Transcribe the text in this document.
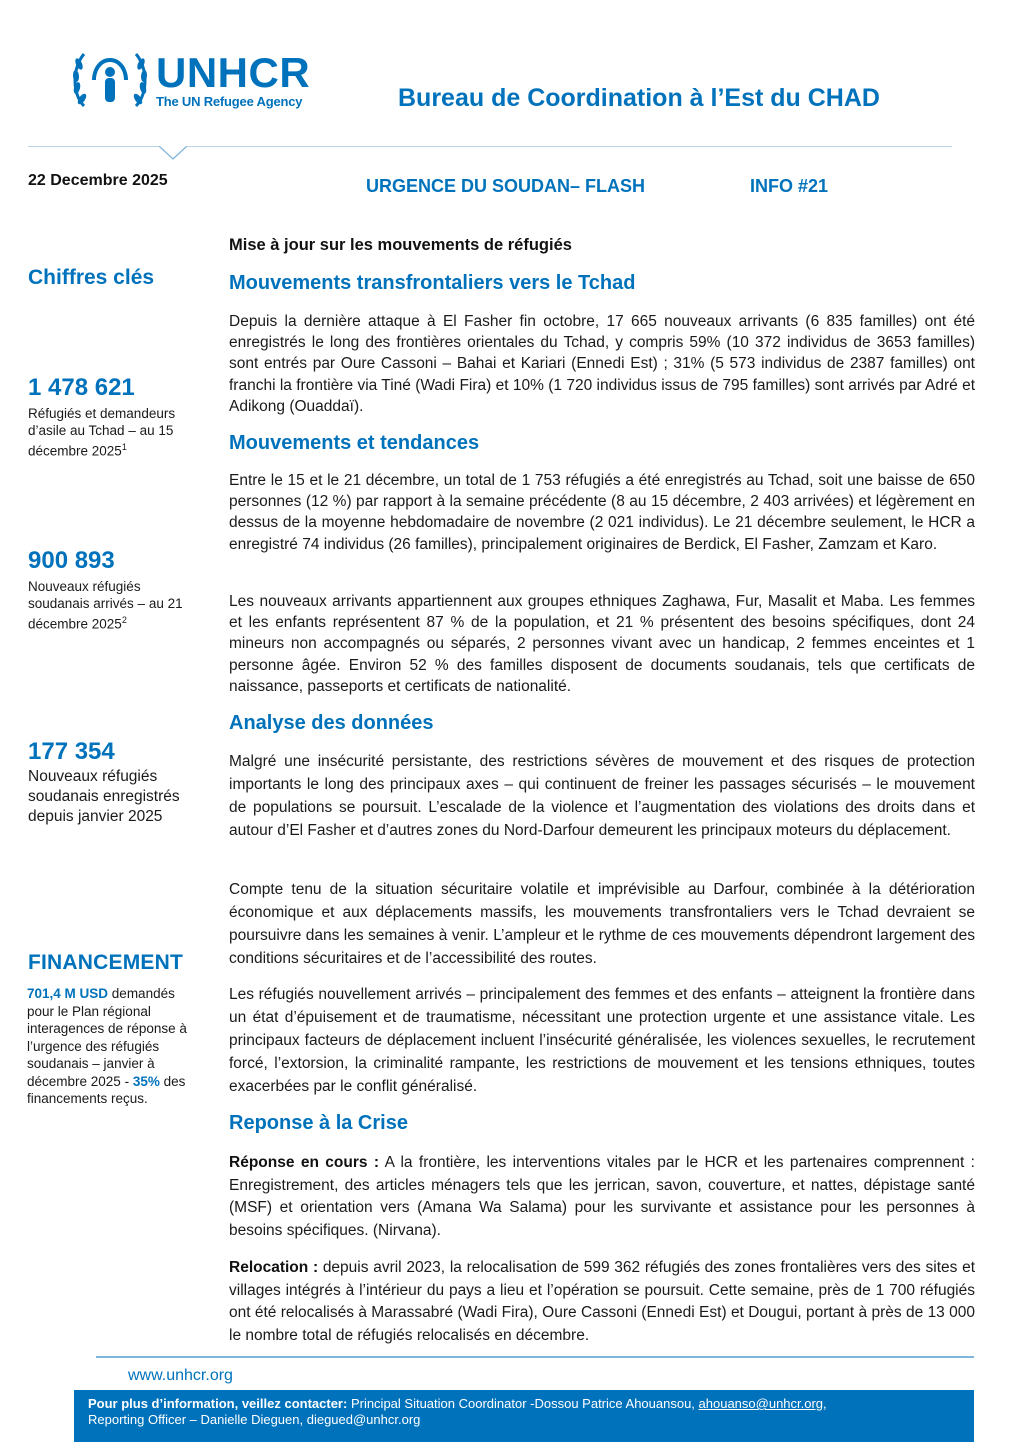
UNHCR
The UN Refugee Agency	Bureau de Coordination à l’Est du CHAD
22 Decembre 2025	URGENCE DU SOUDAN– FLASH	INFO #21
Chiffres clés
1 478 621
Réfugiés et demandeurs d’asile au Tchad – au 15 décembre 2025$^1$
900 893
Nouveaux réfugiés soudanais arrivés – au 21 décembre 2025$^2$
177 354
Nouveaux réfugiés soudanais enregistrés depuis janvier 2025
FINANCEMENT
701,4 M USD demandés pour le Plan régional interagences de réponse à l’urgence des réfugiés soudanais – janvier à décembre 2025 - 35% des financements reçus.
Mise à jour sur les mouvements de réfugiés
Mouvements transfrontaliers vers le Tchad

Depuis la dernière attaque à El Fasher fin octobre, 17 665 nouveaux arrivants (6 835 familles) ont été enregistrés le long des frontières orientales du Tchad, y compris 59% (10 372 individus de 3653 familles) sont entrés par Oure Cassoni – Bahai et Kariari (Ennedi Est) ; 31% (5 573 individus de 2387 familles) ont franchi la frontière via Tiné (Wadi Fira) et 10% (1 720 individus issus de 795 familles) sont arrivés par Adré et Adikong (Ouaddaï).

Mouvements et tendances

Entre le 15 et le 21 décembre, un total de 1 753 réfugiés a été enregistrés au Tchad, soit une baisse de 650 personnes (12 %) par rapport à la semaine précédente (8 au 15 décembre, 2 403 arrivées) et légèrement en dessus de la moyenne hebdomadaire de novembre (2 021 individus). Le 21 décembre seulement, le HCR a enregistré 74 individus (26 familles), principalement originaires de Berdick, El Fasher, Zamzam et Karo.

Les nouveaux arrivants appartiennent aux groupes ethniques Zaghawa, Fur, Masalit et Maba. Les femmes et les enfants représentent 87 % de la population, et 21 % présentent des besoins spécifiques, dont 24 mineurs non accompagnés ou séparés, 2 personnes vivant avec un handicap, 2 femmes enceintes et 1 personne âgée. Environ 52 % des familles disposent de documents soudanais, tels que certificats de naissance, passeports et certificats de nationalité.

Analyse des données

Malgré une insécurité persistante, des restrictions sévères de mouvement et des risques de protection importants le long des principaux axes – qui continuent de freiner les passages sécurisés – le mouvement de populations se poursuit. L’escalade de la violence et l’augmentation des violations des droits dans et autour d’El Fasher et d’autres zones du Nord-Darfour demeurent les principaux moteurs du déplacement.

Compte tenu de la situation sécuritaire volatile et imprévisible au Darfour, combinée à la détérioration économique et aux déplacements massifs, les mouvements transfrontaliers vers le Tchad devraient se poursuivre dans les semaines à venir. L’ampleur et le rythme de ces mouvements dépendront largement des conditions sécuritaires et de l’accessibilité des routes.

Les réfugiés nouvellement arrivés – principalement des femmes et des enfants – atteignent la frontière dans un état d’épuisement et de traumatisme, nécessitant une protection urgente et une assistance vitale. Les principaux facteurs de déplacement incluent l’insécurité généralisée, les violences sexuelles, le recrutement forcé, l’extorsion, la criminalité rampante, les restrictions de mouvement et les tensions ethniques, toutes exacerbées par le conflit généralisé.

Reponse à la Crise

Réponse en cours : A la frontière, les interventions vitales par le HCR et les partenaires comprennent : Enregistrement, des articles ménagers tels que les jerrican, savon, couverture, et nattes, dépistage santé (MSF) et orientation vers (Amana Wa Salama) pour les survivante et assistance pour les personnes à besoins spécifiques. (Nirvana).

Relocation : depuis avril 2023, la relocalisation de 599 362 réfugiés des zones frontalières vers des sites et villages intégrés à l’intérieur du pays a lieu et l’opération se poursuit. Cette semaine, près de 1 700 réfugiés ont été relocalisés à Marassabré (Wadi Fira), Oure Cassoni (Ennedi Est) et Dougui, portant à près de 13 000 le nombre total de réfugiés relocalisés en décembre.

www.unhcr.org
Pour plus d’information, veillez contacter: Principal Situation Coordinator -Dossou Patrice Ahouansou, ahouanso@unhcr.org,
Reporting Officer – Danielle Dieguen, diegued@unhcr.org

---

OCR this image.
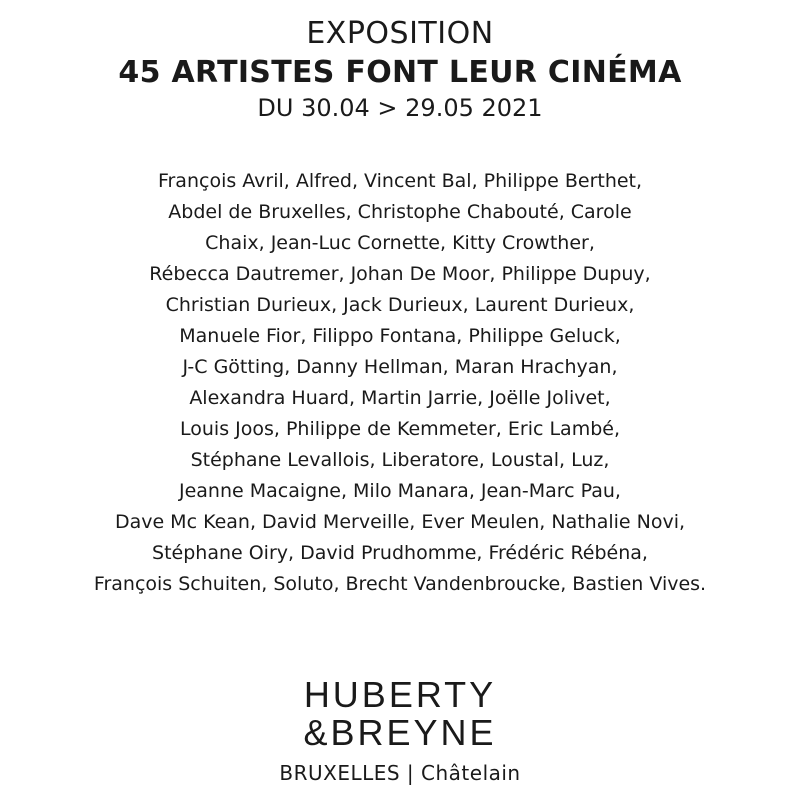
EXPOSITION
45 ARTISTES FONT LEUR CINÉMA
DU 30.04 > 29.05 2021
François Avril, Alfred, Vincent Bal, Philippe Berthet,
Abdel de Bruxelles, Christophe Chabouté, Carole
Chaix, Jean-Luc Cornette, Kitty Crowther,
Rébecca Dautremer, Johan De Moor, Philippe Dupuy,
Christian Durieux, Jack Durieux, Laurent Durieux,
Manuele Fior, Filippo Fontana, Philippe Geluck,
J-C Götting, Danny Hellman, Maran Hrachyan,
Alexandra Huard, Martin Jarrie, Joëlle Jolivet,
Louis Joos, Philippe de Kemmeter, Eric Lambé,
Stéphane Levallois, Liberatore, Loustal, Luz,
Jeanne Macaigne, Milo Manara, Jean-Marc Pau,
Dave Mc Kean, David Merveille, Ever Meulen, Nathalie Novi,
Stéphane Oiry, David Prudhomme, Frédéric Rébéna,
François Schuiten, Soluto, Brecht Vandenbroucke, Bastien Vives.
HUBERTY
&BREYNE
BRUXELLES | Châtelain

## Written task
Your answer should be a single number: the count of lines in the entries that contain the word "Oure".

## Full answer
2